▶ The exercise:
Please convert every line of the listing below into a Markdown table with the columns Row and Line, numbering the rows and skipping any blank lines.

▶ Entries shown:

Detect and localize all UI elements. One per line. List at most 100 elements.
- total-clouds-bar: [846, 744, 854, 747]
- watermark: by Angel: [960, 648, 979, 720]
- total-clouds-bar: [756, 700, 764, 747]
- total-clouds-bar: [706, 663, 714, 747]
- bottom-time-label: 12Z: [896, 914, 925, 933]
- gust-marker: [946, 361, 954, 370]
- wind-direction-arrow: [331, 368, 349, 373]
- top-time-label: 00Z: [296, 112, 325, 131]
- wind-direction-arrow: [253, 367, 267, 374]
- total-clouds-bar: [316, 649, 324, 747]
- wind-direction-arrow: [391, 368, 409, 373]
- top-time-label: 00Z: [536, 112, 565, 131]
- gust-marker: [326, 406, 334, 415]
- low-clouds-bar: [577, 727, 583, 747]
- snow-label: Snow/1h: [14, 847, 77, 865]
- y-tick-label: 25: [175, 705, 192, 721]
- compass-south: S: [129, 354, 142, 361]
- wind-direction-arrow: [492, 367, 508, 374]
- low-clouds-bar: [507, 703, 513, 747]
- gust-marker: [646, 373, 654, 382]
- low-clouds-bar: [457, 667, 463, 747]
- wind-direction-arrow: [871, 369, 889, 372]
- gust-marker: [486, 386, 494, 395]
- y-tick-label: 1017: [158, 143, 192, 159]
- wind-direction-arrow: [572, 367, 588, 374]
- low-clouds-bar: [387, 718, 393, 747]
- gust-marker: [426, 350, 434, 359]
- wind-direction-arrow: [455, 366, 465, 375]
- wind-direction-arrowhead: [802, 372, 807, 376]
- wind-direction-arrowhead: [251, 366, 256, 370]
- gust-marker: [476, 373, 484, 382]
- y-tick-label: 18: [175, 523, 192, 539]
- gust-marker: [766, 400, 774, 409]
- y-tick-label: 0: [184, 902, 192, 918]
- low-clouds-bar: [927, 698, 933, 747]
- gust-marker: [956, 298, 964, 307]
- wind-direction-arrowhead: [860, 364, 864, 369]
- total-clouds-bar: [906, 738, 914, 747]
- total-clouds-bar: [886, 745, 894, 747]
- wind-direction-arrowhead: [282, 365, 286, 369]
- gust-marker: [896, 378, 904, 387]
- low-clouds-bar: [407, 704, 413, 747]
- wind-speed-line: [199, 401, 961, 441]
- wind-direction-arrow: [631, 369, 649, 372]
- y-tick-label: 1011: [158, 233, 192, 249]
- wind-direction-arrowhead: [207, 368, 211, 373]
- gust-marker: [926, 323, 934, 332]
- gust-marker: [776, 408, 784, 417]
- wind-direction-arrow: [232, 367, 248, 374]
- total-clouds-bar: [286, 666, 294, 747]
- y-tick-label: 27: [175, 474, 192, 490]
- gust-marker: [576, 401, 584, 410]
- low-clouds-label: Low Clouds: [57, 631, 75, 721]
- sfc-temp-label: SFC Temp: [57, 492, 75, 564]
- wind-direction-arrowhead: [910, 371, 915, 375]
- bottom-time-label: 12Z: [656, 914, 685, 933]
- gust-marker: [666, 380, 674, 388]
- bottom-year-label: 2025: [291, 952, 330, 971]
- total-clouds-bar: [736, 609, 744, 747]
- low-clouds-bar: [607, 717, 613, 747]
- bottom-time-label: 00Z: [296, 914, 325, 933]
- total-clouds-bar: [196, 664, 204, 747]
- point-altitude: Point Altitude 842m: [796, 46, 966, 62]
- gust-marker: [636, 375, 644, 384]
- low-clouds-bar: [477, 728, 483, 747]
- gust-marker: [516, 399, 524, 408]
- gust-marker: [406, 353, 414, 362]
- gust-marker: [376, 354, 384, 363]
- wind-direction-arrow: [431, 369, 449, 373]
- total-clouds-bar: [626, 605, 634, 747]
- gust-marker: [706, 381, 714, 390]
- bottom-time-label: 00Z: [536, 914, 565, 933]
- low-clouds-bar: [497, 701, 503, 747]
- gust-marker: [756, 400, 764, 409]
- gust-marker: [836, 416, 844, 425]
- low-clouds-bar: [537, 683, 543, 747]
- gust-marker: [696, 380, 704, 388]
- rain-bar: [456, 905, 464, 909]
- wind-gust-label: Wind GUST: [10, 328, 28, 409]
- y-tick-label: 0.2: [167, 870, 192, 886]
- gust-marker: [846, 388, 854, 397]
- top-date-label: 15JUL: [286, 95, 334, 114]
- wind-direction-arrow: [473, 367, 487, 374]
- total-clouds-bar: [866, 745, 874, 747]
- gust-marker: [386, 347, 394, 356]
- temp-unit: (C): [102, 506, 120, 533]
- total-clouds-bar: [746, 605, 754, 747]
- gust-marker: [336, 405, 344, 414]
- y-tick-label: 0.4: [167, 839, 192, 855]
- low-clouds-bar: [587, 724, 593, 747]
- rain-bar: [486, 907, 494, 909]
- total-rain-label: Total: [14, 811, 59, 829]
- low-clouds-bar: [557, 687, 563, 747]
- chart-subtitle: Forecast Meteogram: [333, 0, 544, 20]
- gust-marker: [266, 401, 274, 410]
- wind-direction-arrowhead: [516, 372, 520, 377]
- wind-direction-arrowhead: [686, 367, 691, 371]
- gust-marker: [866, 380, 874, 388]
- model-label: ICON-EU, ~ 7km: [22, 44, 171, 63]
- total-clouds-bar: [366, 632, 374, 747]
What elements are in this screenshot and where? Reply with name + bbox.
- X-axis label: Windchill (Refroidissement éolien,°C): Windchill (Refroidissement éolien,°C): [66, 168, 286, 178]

▶ Output:
| Row | Line |
|---|---|
| 1 | Detect and localize all UI elements. One per line. List at most 100 elements. |
| 2 | - total-clouds-bar: [846, 744, 854, 747] |
| 3 | - watermark: by Angel: [960, 648, 979, 720] |
| 4 | - total-clouds-bar: [756, 700, 764, 747] |
| 5 | - total-clouds-bar: [706, 663, 714, 747] |
| 6 | - bottom-time-label: 12Z: [896, 914, 925, 933] |
| 7 | - gust-marker: [946, 361, 954, 370] |
| 8 | - wind-direction-arrow: [331, 368, 349, 373] |
| 9 | - top-time-label: 00Z: [296, 112, 325, 131] |
| 10 | - wind-direction-arrow: [253, 367, 267, 374] |
| 11 | - total-clouds-bar: [316, 649, 324, 747] |
| 12 | - wind-direction-arrow: [391, 368, 409, 373] |
| 13 | - top-time-label: 00Z: [536, 112, 565, 131] |
| 14 | - gust-marker: [326, 406, 334, 415] |
| 15 | - low-clouds-bar: [577, 727, 583, 747] |
| 16 | - snow-label: Snow/1h: [14, 847, 77, 865] |
| 17 | - y-tick-label: 25: [175, 705, 192, 721] |
| 18 | - compass-south: S: [129, 354, 142, 361] |
| 19 | - wind-direction-arrow: [492, 367, 508, 374] |
| 20 | - low-clouds-bar: [507, 703, 513, 747] |
| 21 | - gust-marker: [646, 373, 654, 382] |
| 22 | - low-clouds-bar: [457, 667, 463, 747] |
| 23 | - wind-direction-arrow: [871, 369, 889, 372] |
| 24 | - gust-marker: [486, 386, 494, 395] |
| 25 | - y-tick-label: 1017: [158, 143, 192, 159] |
| 26 | - wind-direction-arrow: [572, 367, 588, 374] |
| 27 | - low-clouds-bar: [387, 718, 393, 747] |
| 28 | - gust-marker: [426, 350, 434, 359] |
| 29 | - wind-direction-arrow: [455, 366, 465, 375] |
| 30 | - wind-direction-arrowhead: [802, 372, 807, 376] |
| 31 | - wind-direction-arrowhead: [251, 366, 256, 370] |
| 32 | - gust-marker: [476, 373, 484, 382] |
| 33 | - y-tick-label: 18: [175, 523, 192, 539] |
| 34 | - gust-marker: [766, 400, 774, 409] |
| 35 | - y-tick-label: 0: [184, 902, 192, 918] |
| 36 | - low-clouds-bar: [927, 698, 933, 747] |
| 37 | - gust-marker: [956, 298, 964, 307] |
| 38 | - wind-direction-arrowhead: [860, 364, 864, 369] |
| 39 | - total-clouds-bar: [906, 738, 914, 747] |
| 40 | - total-clouds-bar: [886, 745, 894, 747] |
| 41 | - wind-direction-arrowhead: [282, 365, 286, 369] |
| 42 | - gust-marker: [896, 378, 904, 387] |
| 43 | - low-clouds-bar: [407, 704, 413, 747] |
| 44 | - wind-speed-line: [199, 401, 961, 441] |
| 45 | - wind-direction-arrow: [631, 369, 649, 372] |
| 46 | - y-tick-label: 1011: [158, 233, 192, 249] |
| 47 | - wind-direction-arrowhead: [207, 368, 211, 373] |
| 48 | - gust-marker: [926, 323, 934, 332] |
| 49 | - gust-marker: [776, 408, 784, 417] |
| 50 | - wind-direction-arrow: [232, 367, 248, 374] |
| 51 | - total-clouds-bar: [286, 666, 294, 747] |
| 52 | - y-tick-label: 27: [175, 474, 192, 490] |
| 53 | - gust-marker: [576, 401, 584, 410] |
| 54 | - low-clouds-label: Low Clouds: [57, 631, 75, 721] |
| 55 | - sfc-temp-label: SFC Temp: [57, 492, 75, 564] |
| 56 | - wind-direction-arrowhead: [910, 371, 915, 375] |
| 57 | - bottom-time-label: 12Z: [656, 914, 685, 933] |
| 58 | - gust-marker: [666, 380, 674, 388] |
| 59 | - bottom-year-label: 2025: [291, 952, 330, 971] |
| 60 | - total-clouds-bar: [736, 609, 744, 747] |
| 61 | - low-clouds-bar: [607, 717, 613, 747] |
| 62 | - bottom-time-label: 00Z: [296, 914, 325, 933] |
| 63 | - total-clouds-bar: [196, 664, 204, 747] |
| 64 | - point-altitude: Point Altitude 842m: [796, 46, 966, 62] |
| 65 | - gust-marker: [636, 375, 644, 384] |
| 66 | - low-clouds-bar: [477, 728, 483, 747] |
| 67 | - gust-marker: [516, 399, 524, 408] |
| 68 | - gust-marker: [406, 353, 414, 362] |
| 69 | - gust-marker: [376, 354, 384, 363] |
| 70 | - wind-direction-arrow: [431, 369, 449, 373] |
| 71 | - total-clouds-bar: [626, 605, 634, 747] |
| 72 | - gust-marker: [706, 381, 714, 390] |
| 73 | - bottom-time-label: 00Z: [536, 914, 565, 933] |
| 74 | - low-clouds-bar: [497, 701, 503, 747] |
| 75 | - gust-marker: [756, 400, 764, 409] |
| 76 | - gust-marker: [836, 416, 844, 425] |
| 77 | - low-clouds-bar: [537, 683, 543, 747] |
| 78 | - gust-marker: [696, 380, 704, 388] |
| 79 | - rain-bar: [456, 905, 464, 909] |
| 80 | - wind-gust-label: Wind GUST: [10, 328, 28, 409] |
| 81 | - y-tick-label: 0.2: [167, 870, 192, 886] |
| 82 | - gust-marker: [846, 388, 854, 397] |
| 83 | - top-date-label: 15JUL: [286, 95, 334, 114] |
| 84 | - wind-direction-arrow: [473, 367, 487, 374] |
| 85 | - total-clouds-bar: [866, 745, 874, 747] |
| 86 | - gust-marker: [386, 347, 394, 356] |
| 87 | - temp-unit: (C): [102, 506, 120, 533] |
| 88 | - total-clouds-bar: [746, 605, 754, 747] |
| 89 | - gust-marker: [336, 405, 344, 414] |
| 90 | - y-tick-label: 0.4: [167, 839, 192, 855] |
| 91 | - low-clouds-bar: [587, 724, 593, 747] |
| 92 | - rain-bar: [486, 907, 494, 909] |
| 93 | - total-rain-label: Total: [14, 811, 59, 829] |
| 94 | - low-clouds-bar: [557, 687, 563, 747] |
| 95 | - chart-subtitle: Forecast Meteogram: [333, 0, 544, 20] |
| 96 | - gust-marker: [266, 401, 274, 410] |
| 97 | - wind-direction-arrowhead: [516, 372, 520, 377] |
| 98 | - wind-direction-arrowhead: [686, 367, 691, 371] |
| 99 | - gust-marker: [866, 380, 874, 388] |
| 100 | - model-label: ICON-EU, ~ 7km: [22, 44, 171, 63] |
| 101 | - total-clouds-bar: [366, 632, 374, 747] |
| 102 | What elements are in this screenshot and where? Reply with name + bbox. |
| 103 | - X-axis label: Windchill (Refroidissement éolien,°C): Windchill (Refroidissement éolien,°C): [66, 168, 286, 178] |